**TASK REQUIREMENTS:**
Pictures stay out of the copy; restate everything else in the material exactly.

Stored data entries
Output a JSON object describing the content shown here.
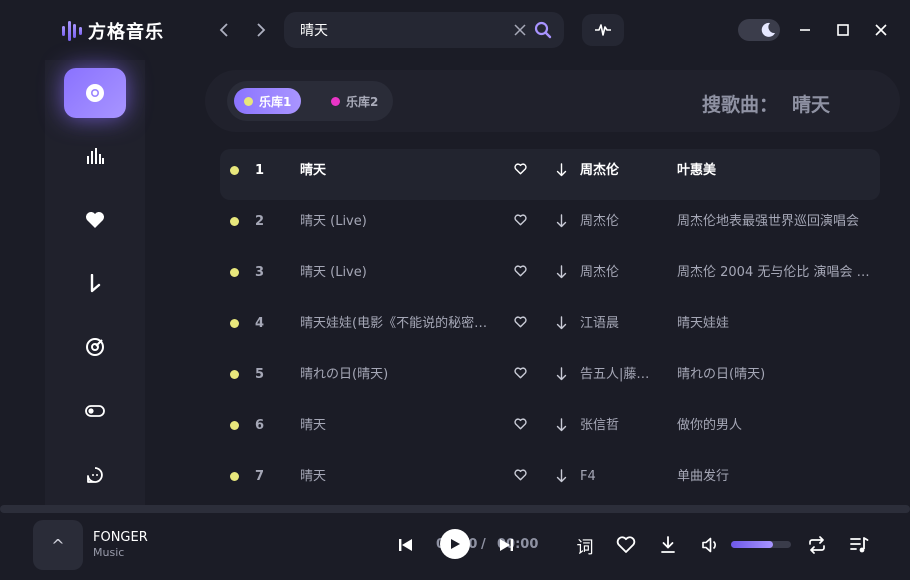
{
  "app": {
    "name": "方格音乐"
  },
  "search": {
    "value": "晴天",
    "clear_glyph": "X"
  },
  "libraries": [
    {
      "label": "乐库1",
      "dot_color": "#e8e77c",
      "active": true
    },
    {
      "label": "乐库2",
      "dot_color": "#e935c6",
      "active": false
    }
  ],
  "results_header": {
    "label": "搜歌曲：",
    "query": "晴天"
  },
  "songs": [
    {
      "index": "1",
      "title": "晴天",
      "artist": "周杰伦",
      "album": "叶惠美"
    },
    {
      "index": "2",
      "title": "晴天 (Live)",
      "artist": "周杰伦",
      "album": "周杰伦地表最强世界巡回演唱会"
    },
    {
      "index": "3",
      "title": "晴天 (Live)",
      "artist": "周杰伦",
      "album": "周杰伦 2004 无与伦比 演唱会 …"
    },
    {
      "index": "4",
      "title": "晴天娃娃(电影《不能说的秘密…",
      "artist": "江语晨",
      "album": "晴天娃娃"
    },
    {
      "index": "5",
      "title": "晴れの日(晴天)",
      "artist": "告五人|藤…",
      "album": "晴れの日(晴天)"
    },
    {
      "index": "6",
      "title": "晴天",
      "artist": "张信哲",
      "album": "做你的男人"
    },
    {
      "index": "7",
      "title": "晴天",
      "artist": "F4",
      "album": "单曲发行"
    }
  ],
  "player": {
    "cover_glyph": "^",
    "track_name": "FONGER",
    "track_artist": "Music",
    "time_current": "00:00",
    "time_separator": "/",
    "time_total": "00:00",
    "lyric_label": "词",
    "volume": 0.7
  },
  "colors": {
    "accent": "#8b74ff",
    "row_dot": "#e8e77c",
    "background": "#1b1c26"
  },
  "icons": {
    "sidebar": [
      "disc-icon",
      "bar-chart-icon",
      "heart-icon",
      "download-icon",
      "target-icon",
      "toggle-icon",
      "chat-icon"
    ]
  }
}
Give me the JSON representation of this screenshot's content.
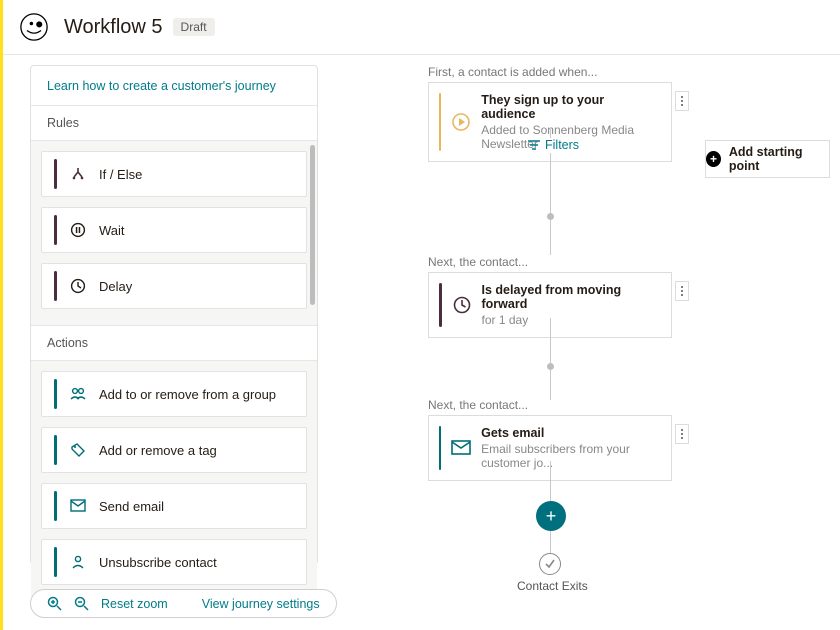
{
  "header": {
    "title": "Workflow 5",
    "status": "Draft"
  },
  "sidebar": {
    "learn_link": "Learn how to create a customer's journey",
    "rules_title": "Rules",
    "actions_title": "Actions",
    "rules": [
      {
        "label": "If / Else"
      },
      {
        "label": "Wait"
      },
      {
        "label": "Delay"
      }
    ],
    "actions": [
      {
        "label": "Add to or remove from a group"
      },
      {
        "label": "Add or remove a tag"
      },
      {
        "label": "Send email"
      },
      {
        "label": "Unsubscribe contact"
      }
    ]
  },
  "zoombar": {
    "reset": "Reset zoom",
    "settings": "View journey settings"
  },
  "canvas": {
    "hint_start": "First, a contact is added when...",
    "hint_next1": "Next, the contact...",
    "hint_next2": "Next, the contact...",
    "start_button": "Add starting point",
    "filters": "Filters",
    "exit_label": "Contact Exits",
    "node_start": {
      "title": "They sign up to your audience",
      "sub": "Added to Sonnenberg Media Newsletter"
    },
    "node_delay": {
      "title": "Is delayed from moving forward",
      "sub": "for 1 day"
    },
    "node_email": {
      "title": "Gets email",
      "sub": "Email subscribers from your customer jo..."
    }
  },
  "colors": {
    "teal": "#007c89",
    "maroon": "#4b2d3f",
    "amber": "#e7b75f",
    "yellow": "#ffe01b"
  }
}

**RESULT FOR THIS EXERCISE:**
Output a JSON object describing the content shown here.
{
  "app": {
    "name": "方格音乐"
  },
  "search": {
    "value": "晴天",
    "clear_glyph": "X"
  },
  "libraries": [
    {
      "label": "乐库1",
      "dot_color": "#e8e77c",
      "active": true
    },
    {
      "label": "乐库2",
      "dot_color": "#e935c6",
      "active": false
    }
  ],
  "results_header": {
    "label": "搜歌曲：",
    "query": "晴天"
  },
  "songs": [
    {
      "index": "1",
      "title": "晴天",
      "artist": "周杰伦",
      "album": "叶惠美"
    },
    {
      "index": "2",
      "title": "晴天 (Live)",
      "artist": "周杰伦",
      "album": "周杰伦地表最强世界巡回演唱会"
    },
    {
      "index": "3",
      "title": "晴天 (Live)",
      "artist": "周杰伦",
      "album": "周杰伦 2004 无与伦比 演唱会 …"
    },
    {
      "index": "4",
      "title": "晴天娃娃(电影《不能说的秘密…",
      "artist": "江语晨",
      "album": "晴天娃娃"
    },
    {
      "index": "5",
      "title": "晴れの日(晴天)",
      "artist": "告五人|藤…",
      "album": "晴れの日(晴天)"
    },
    {
      "index": "6",
      "title": "晴天",
      "artist": "张信哲",
      "album": "做你的男人"
    },
    {
      "index": "7",
      "title": "晴天",
      "artist": "F4",
      "album": "单曲发行"
    }
  ],
  "player": {
    "cover_glyph": "^",
    "track_name": "FONGER",
    "track_artist": "Music",
    "time_current": "00:00",
    "time_separator": "/",
    "time_total": "00:00",
    "lyric_label": "词",
    "volume": 0.7
  },
  "colors": {
    "accent": "#8b74ff",
    "row_dot": "#e8e77c",
    "background": "#1b1c26"
  },
  "icons": {
    "sidebar": [
      "disc-icon",
      "bar-chart-icon",
      "heart-icon",
      "download-icon",
      "target-icon",
      "toggle-icon",
      "chat-icon"
    ]
  }
}
Give me the JSON representation of this screenshot's content.
{
  "header": {
    "title": "Workflow 5",
    "status": "Draft"
  },
  "sidebar": {
    "learn_link": "Learn how to create a customer's journey",
    "rules_title": "Rules",
    "actions_title": "Actions",
    "rules": [
      {
        "label": "If / Else"
      },
      {
        "label": "Wait"
      },
      {
        "label": "Delay"
      }
    ],
    "actions": [
      {
        "label": "Add to or remove from a group"
      },
      {
        "label": "Add or remove a tag"
      },
      {
        "label": "Send email"
      },
      {
        "label": "Unsubscribe contact"
      }
    ]
  },
  "zoombar": {
    "reset": "Reset zoom",
    "settings": "View journey settings"
  },
  "canvas": {
    "hint_start": "First, a contact is added when...",
    "hint_next1": "Next, the contact...",
    "hint_next2": "Next, the contact...",
    "start_button": "Add starting point",
    "filters": "Filters",
    "exit_label": "Contact Exits",
    "node_start": {
      "title": "They sign up to your audience",
      "sub": "Added to Sonnenberg Media Newsletter"
    },
    "node_delay": {
      "title": "Is delayed from moving forward",
      "sub": "for 1 day"
    },
    "node_email": {
      "title": "Gets email",
      "sub": "Email subscribers from your customer jo..."
    }
  },
  "colors": {
    "teal": "#007c89",
    "maroon": "#4b2d3f",
    "amber": "#e7b75f",
    "yellow": "#ffe01b"
  }
}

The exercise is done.